What to do: From the listing below, pull out every line where the string "color" appears.

Extracted records:
-*-

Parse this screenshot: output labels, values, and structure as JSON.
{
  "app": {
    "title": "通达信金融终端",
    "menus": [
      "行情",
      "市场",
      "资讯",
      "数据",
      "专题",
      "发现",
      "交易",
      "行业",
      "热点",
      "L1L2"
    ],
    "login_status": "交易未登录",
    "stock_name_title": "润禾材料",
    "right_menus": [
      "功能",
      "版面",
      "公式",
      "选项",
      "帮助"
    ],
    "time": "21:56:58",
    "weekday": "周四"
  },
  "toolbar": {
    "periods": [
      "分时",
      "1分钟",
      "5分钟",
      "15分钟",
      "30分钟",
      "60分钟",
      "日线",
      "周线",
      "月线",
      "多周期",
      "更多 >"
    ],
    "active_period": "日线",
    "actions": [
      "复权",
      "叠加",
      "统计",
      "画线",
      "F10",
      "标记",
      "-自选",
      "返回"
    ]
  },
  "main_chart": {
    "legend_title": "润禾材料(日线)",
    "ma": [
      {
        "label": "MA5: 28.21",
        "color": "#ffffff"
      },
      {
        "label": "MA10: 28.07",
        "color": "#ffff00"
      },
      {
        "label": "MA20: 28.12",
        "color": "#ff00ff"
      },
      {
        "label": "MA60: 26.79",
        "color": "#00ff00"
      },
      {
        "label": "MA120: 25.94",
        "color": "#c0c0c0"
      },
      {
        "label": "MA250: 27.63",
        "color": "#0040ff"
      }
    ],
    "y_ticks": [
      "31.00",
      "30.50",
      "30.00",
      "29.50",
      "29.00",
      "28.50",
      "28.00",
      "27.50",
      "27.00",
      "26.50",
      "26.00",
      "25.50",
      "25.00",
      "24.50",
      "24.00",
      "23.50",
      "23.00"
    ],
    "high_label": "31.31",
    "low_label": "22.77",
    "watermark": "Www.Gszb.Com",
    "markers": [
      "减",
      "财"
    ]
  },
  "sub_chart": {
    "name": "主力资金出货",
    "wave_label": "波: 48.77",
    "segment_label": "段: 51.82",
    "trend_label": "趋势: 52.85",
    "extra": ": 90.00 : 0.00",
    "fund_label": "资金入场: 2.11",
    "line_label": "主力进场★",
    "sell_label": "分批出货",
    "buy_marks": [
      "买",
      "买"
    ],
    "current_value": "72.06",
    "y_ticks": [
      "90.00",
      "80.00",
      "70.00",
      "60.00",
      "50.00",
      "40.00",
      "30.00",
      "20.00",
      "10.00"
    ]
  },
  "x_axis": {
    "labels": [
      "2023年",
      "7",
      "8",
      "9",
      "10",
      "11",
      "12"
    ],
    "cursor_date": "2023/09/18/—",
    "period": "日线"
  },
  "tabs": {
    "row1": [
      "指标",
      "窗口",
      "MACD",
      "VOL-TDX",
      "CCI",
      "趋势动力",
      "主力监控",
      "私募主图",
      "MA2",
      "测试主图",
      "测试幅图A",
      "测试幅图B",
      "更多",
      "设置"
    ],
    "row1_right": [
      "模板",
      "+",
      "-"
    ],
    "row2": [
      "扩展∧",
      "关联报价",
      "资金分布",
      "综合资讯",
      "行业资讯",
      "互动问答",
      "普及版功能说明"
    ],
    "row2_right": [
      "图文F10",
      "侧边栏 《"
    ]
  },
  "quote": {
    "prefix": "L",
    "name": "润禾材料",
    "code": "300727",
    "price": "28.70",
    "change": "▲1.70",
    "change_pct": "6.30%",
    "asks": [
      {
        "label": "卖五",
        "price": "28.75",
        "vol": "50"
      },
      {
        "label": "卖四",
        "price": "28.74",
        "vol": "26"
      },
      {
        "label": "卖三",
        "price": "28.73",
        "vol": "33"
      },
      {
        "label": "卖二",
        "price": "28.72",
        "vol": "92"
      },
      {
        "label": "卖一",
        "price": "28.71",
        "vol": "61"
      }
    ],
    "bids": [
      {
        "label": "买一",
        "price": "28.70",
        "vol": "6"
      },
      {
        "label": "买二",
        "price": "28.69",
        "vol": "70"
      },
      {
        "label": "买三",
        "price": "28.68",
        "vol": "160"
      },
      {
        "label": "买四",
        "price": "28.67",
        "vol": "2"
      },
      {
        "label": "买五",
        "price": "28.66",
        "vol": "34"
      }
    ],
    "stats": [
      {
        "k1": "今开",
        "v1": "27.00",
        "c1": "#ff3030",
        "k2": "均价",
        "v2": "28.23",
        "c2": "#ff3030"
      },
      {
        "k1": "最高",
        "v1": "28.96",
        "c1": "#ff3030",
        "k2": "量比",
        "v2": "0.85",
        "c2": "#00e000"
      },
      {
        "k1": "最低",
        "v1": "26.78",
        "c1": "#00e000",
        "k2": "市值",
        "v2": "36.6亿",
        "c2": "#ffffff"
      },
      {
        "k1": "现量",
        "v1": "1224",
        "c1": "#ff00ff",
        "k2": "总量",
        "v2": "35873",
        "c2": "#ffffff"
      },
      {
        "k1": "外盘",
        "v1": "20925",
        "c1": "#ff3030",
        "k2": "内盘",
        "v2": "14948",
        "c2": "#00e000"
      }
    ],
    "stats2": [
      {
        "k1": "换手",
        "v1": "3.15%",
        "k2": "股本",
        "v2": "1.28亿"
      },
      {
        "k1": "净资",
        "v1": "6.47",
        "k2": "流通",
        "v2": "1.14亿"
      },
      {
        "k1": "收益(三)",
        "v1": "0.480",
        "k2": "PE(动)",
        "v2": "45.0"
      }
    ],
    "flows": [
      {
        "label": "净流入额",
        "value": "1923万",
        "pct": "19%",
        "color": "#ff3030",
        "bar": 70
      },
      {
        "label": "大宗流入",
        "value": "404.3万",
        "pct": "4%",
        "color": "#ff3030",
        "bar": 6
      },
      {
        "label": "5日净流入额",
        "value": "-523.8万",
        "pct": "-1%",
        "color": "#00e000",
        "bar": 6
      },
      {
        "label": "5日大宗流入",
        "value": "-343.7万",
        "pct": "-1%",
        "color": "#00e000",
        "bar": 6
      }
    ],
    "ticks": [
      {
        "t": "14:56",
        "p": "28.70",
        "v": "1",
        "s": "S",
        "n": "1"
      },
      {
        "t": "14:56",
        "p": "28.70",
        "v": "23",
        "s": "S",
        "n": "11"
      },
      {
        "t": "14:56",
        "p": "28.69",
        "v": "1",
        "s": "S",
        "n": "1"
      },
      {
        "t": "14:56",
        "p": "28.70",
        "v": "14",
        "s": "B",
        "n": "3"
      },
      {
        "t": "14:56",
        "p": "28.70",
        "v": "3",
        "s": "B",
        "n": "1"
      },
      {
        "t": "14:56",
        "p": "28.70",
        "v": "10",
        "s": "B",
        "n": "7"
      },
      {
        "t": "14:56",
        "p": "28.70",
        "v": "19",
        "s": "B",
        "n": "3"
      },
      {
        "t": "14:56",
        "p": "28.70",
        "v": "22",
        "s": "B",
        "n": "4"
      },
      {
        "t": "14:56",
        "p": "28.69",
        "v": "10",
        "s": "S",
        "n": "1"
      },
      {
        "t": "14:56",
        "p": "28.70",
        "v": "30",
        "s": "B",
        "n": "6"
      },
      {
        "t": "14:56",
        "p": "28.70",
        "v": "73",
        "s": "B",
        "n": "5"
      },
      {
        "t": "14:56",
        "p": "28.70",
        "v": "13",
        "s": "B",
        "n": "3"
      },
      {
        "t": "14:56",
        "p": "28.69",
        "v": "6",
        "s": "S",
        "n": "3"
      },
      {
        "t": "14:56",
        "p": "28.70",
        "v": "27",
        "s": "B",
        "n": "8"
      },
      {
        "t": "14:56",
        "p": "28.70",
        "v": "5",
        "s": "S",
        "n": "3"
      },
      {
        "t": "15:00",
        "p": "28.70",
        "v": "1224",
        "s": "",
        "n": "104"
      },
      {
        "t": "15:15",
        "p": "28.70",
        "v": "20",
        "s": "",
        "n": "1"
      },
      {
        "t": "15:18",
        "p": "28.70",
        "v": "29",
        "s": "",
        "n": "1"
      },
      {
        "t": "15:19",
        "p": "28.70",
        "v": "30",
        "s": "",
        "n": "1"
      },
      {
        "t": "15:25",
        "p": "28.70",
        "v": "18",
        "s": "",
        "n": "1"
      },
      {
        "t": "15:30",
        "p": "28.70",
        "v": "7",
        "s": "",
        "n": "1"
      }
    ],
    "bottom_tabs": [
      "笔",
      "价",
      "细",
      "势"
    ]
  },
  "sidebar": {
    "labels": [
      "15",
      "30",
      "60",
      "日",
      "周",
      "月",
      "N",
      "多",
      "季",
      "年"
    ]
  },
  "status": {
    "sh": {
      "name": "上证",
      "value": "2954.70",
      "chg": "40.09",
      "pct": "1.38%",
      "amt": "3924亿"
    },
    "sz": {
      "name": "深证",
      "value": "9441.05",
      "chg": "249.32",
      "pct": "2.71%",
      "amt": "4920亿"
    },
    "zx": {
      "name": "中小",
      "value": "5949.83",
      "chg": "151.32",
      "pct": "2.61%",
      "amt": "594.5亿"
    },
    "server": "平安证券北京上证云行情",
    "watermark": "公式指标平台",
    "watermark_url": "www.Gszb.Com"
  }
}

-*-

Exercise answer:
        "color": "#ffffff"
        "color": "#ffff00"
        "color": "#ff00ff"
        "color": "#00ff00"
        "color": "#c0c0c0"
        "color": "#0040ff"
        "color": "#ff3030",
        "color": "#ff3030",
        "color": "#00e000",
        "color": "#00e000",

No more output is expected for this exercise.